> EXERCISE DETAILS: Output all of the data below exactly as given.

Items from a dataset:
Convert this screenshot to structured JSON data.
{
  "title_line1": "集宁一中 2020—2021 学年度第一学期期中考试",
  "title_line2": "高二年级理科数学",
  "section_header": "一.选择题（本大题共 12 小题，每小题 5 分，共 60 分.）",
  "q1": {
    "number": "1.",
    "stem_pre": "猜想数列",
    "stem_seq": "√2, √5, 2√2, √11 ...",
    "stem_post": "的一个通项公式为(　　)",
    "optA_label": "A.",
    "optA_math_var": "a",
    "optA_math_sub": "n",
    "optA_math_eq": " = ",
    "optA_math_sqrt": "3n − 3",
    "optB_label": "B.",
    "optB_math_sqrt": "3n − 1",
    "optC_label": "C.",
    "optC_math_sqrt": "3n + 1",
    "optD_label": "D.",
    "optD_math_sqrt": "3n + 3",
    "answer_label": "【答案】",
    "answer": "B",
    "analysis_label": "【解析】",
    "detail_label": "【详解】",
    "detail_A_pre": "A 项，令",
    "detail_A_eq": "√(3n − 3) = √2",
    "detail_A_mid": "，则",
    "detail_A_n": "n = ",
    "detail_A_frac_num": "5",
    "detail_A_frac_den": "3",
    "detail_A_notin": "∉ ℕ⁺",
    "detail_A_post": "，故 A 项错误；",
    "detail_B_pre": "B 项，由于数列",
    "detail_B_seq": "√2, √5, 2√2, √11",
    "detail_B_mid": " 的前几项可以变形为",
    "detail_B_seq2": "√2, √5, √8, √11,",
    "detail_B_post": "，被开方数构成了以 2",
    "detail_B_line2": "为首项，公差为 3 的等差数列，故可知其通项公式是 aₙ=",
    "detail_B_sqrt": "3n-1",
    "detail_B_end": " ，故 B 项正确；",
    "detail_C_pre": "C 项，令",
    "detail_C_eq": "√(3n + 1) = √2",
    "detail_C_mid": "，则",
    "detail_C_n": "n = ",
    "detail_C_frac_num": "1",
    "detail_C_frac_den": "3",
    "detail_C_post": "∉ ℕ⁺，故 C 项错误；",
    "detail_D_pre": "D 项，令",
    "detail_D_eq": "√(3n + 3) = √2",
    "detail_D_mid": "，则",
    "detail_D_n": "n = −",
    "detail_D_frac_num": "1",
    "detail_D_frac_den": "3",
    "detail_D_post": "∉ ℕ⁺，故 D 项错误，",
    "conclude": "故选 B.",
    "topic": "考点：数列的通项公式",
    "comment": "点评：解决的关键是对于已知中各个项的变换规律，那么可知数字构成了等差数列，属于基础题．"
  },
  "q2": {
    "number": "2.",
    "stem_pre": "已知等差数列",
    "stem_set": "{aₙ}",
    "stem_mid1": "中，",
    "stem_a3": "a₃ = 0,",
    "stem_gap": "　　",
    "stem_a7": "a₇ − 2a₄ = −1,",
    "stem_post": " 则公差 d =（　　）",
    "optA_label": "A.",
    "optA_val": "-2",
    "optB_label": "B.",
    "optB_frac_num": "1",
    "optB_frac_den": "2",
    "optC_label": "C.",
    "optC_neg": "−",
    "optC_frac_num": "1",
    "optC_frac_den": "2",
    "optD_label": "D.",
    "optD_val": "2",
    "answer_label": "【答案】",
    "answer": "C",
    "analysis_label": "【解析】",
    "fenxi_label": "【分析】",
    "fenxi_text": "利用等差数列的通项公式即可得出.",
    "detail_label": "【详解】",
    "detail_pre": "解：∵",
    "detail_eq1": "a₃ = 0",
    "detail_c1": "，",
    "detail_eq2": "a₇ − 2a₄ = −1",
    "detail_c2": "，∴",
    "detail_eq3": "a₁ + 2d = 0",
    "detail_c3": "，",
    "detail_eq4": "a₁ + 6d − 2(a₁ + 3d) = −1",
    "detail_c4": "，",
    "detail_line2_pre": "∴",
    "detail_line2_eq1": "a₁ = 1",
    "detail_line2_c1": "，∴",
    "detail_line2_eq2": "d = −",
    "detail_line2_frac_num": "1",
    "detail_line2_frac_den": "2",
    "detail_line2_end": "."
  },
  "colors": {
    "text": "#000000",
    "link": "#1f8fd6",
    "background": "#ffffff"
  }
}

> RESPONSE FOR THIS EXERCISE:
Convert this screenshot to structured JSON data.
{
  "title_line1": "集宁一中 2020—2021 学年度第一学期期中考试",
  "title_line2": "高二年级理科数学",
  "section_header": "一.选择题（本大题共 12 小题，每小题 5 分，共 60 分.）",
  "q1": {
    "number": "1.",
    "stem_pre": "猜想数列",
    "stem_seq": "√2, √5, 2√2, √11 ...",
    "stem_post": "的一个通项公式为(　　)",
    "optA_label": "A.",
    "optA_math_var": "a",
    "optA_math_sub": "n",
    "optA_math_eq": " = ",
    "optA_math_sqrt": "3n − 3",
    "optB_label": "B.",
    "optB_math_sqrt": "3n − 1",
    "optC_label": "C.",
    "optC_math_sqrt": "3n + 1",
    "optD_label": "D.",
    "optD_math_sqrt": "3n + 3",
    "answer_label": "【答案】",
    "answer": "B",
    "analysis_label": "【解析】",
    "detail_label": "【详解】",
    "detail_A_pre": "A 项，令",
    "detail_A_eq": "√(3n − 3) = √2",
    "detail_A_mid": "，则",
    "detail_A_n": "n = ",
    "detail_A_frac_num": "5",
    "detail_A_frac_den": "3",
    "detail_A_notin": "∉ ℕ⁺",
    "detail_A_post": "，故 A 项错误；",
    "detail_B_pre": "B 项，由于数列",
    "detail_B_seq": "√2, √5, 2√2, √11",
    "detail_B_mid": " 的前几项可以变形为",
    "detail_B_seq2": "√2, √5, √8, √11,",
    "detail_B_post": "，被开方数构成了以 2",
    "detail_B_line2": "为首项，公差为 3 的等差数列，故可知其通项公式是 aₙ=",
    "detail_B_sqrt": "3n-1",
    "detail_B_end": " ，故 B 项正确；",
    "detail_C_pre": "C 项，令",
    "detail_C_eq": "√(3n + 1) = √2",
    "detail_C_mid": "，则",
    "detail_C_n": "n = ",
    "detail_C_frac_num": "1",
    "detail_C_frac_den": "3",
    "detail_C_post": "∉ ℕ⁺，故 C 项错误；",
    "detail_D_pre": "D 项，令",
    "detail_D_eq": "√(3n + 3) = √2",
    "detail_D_mid": "，则",
    "detail_D_n": "n = −",
    "detail_D_frac_num": "1",
    "detail_D_frac_den": "3",
    "detail_D_post": "∉ ℕ⁺，故 D 项错误，",
    "conclude": "故选 B.",
    "topic": "考点：数列的通项公式",
    "comment": "点评：解决的关键是对于已知中各个项的变换规律，那么可知数字构成了等差数列，属于基础题．"
  },
  "q2": {
    "number": "2.",
    "stem_pre": "已知等差数列",
    "stem_set": "{aₙ}",
    "stem_mid1": "中，",
    "stem_a3": "a₃ = 0,",
    "stem_gap": "　　",
    "stem_a7": "a₇ − 2a₄ = −1,",
    "stem_post": " 则公差 d =（　　）",
    "optA_label": "A.",
    "optA_val": "-2",
    "optB_label": "B.",
    "optB_frac_num": "1",
    "optB_frac_den": "2",
    "optC_label": "C.",
    "optC_neg": "−",
    "optC_frac_num": "1",
    "optC_frac_den": "2",
    "optD_label": "D.",
    "optD_val": "2",
    "answer_label": "【答案】",
    "answer": "C",
    "analysis_label": "【解析】",
    "fenxi_label": "【分析】",
    "fenxi_text": "利用等差数列的通项公式即可得出.",
    "detail_label": "【详解】",
    "detail_pre": "解：∵",
    "detail_eq1": "a₃ = 0",
    "detail_c1": "，",
    "detail_eq2": "a₇ − 2a₄ = −1",
    "detail_c2": "，∴",
    "detail_eq3": "a₁ + 2d = 0",
    "detail_c3": "，",
    "detail_eq4": "a₁ + 6d − 2(a₁ + 3d) = −1",
    "detail_c4": "，",
    "detail_line2_pre": "∴",
    "detail_line2_eq1": "a₁ = 1",
    "detail_line2_c1": "，∴",
    "detail_line2_eq2": "d = −",
    "detail_line2_frac_num": "1",
    "detail_line2_frac_den": "2",
    "detail_line2_end": "."
  },
  "colors": {
    "text": "#000000",
    "link": "#1f8fd6",
    "background": "#ffffff"
  }
}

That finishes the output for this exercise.